= Given instruction =
Report all lines from the entries below in which "calendar" appears.

%%

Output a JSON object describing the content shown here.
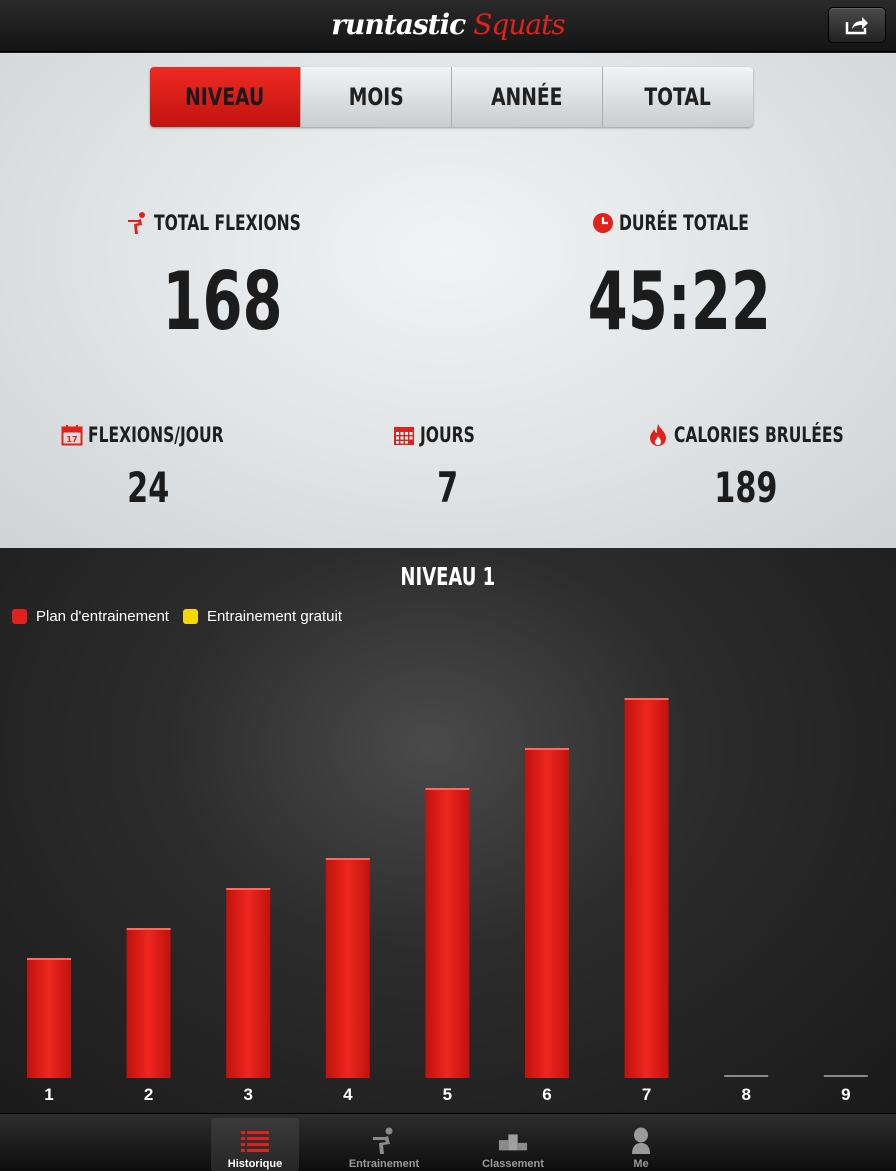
{
  "header": {
    "logo_main": "runtastic",
    "logo_sub": "Squats",
    "share_icon": "share-icon"
  },
  "tabs": [
    {
      "label": "NIVEAU",
      "active": true
    },
    {
      "label": "MOIS",
      "active": false
    },
    {
      "label": "ANNÉE",
      "active": false
    },
    {
      "label": "TOTAL",
      "active": false
    }
  ],
  "stats": {
    "total_flexions": {
      "label": "TOTAL FLEXIONS",
      "value": "168",
      "icon": "squat-figure-icon"
    },
    "duree_totale": {
      "label": "DURÉE TOTALE",
      "value": "45:22",
      "icon": "clock-icon"
    },
    "flexions_jour": {
      "label": "FLEXIONS/JOUR",
      "value": "24",
      "icon": "calendar-day-icon"
    },
    "jours": {
      "label": "JOURS",
      "value": "7",
      "icon": "calendar-grid-icon"
    },
    "calories": {
      "label": "CALORIES BRULÉES",
      "value": "189",
      "icon": "flame-icon"
    }
  },
  "colors": {
    "accent": "#e3211c",
    "plan": "#e3211c",
    "free": "#f5d800"
  },
  "chart_data": {
    "type": "bar",
    "title": "NIVEAU 1",
    "categories": [
      "1",
      "2",
      "3",
      "4",
      "5",
      "6",
      "7",
      "8",
      "9"
    ],
    "series": [
      {
        "name": "Plan d'entrainement",
        "color": "#e3211c",
        "values": [
          12,
          15,
          19,
          22,
          29,
          33,
          38,
          0,
          0
        ]
      },
      {
        "name": "Entrainement gratuit",
        "color": "#f5d800",
        "values": [
          0,
          0,
          0,
          0,
          0,
          0,
          0,
          0,
          0
        ]
      }
    ],
    "legend_position": "top-left",
    "grid": false,
    "ylim": [
      0,
      40
    ]
  },
  "tabbar": [
    {
      "label": "Historique",
      "icon": "list-icon",
      "active": true
    },
    {
      "label": "Entrainement",
      "icon": "squat-figure-icon",
      "active": false
    },
    {
      "label": "Classement",
      "icon": "podium-icon",
      "active": false
    },
    {
      "label": "Me",
      "icon": "person-icon",
      "active": false
    }
  ]
}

%%

= Exercise response =
      "icon": "calendar-day-icon"
      "icon": "calendar-grid-icon"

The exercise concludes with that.